DATASET RECORDS:
:::::

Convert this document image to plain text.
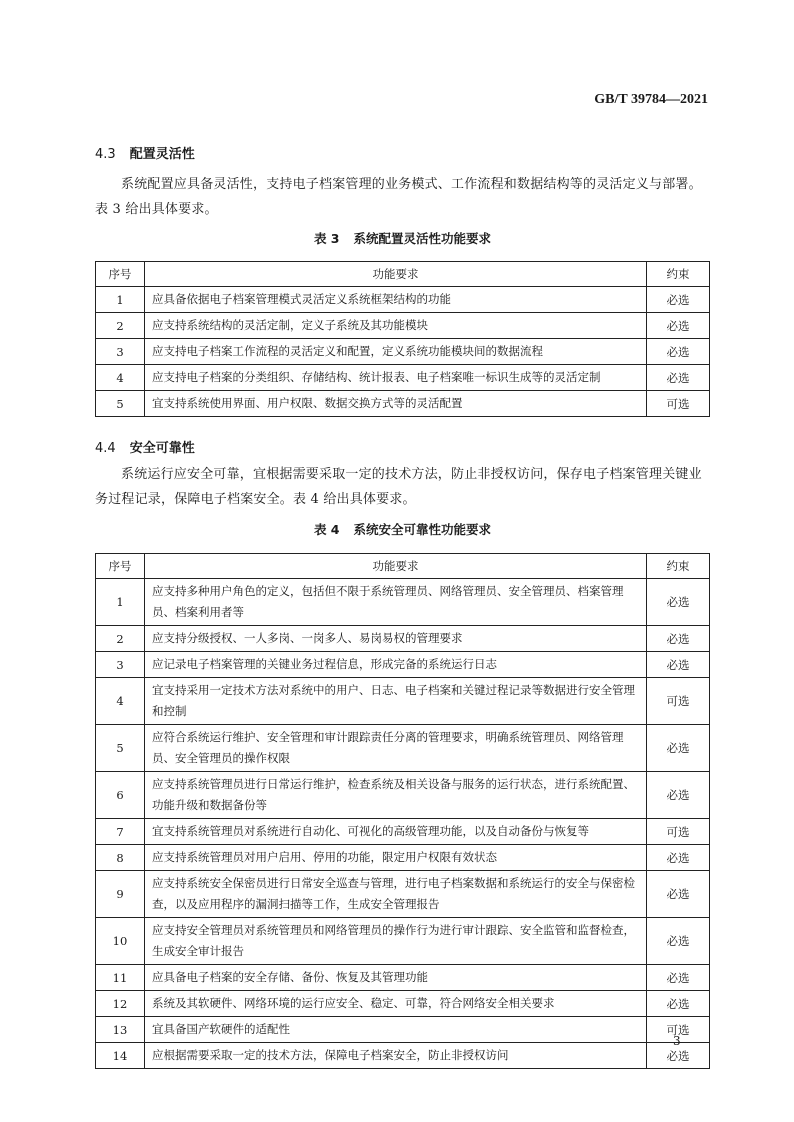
GB/T 39784—2021
4.3 配置灵活性
系统配置应具备灵活性，支持电子档案管理的业务模式、工作流程和数据结构等的灵活定义与部署。表 3 给出具体要求。
表 3 系统配置灵活性功能要求
序号	功能要求	约束
1	应具备依据电子档案管理模式灵活定义系统框架结构的功能	必选
2	应支持系统结构的灵活定制，定义子系统及其功能模块	必选
3	应支持电子档案工作流程的灵活定义和配置，定义系统功能模块间的数据流程	必选
4	应支持电子档案的分类组织、存储结构、统计报表、电子档案唯一标识生成等的灵活定制	必选
5	宜支持系统使用界面、用户权限、数据交换方式等的灵活配置	可选
4.4 安全可靠性
系统运行应安全可靠，宜根据需要采取一定的技术方法，防止非授权访问，保存电子档案管理关键业务过程记录，保障电子档案安全。表 4 给出具体要求。
表 4 系统安全可靠性功能要求
序号	功能要求	约束
1	应支持多种用户角色的定义，包括但不限于系统管理员、网络管理员、安全管理员、档案管理员、档案利用者等	必选
2	应支持分级授权、一人多岗、一岗多人、易岗易权的管理要求	必选
3	应记录电子档案管理的关键业务过程信息，形成完备的系统运行日志	必选
4	宜支持采用一定技术方法对系统中的用户、日志、电子档案和关键过程记录等数据进行安全管理和控制	可选
5	应符合系统运行维护、安全管理和审计跟踪责任分离的管理要求，明确系统管理员、网络管理员、安全管理员的操作权限	必选
6	应支持系统管理员进行日常运行维护，检查系统及相关设备与服务的运行状态，进行系统配置、功能升级和数据备份等	必选
7	宜支持系统管理员对系统进行自动化、可视化的高级管理功能，以及自动备份与恢复等	可选
8	应支持系统管理员对用户启用、停用的功能，限定用户权限有效状态	必选
9	应支持系统安全保密员进行日常安全巡查与管理，进行电子档案数据和系统运行的安全与保密检查，以及应用程序的漏洞扫描等工作，生成安全管理报告	必选
10	应支持安全管理员对系统管理员和网络管理员的操作行为进行审计跟踪、安全监管和监督检查，生成安全审计报告	必选
11	应具备电子档案的安全存储、备份、恢复及其管理功能	必选
12	系统及其软硬件、网络环境的运行应安全、稳定、可靠，符合网络安全相关要求	必选
13	宜具备国产软硬件的适配性	可选
14	应根据需要采取一定的技术方法，保障电子档案安全，防止非授权访问	必选
3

:::::

THE TASK:
Pick out the lines that contain "防止非授权访问" and copy them.

WRITTEN ANSWER:
系统运行应安全可靠，宜根据需要采取一定的技术方法，防止非授权访问，保存电子档案管理关键业务过程记录，保障电子档案安全。表 4 给出具体要求。
14	应根据需要采取一定的技术方法，保障电子档案安全，防止非授权访问	必选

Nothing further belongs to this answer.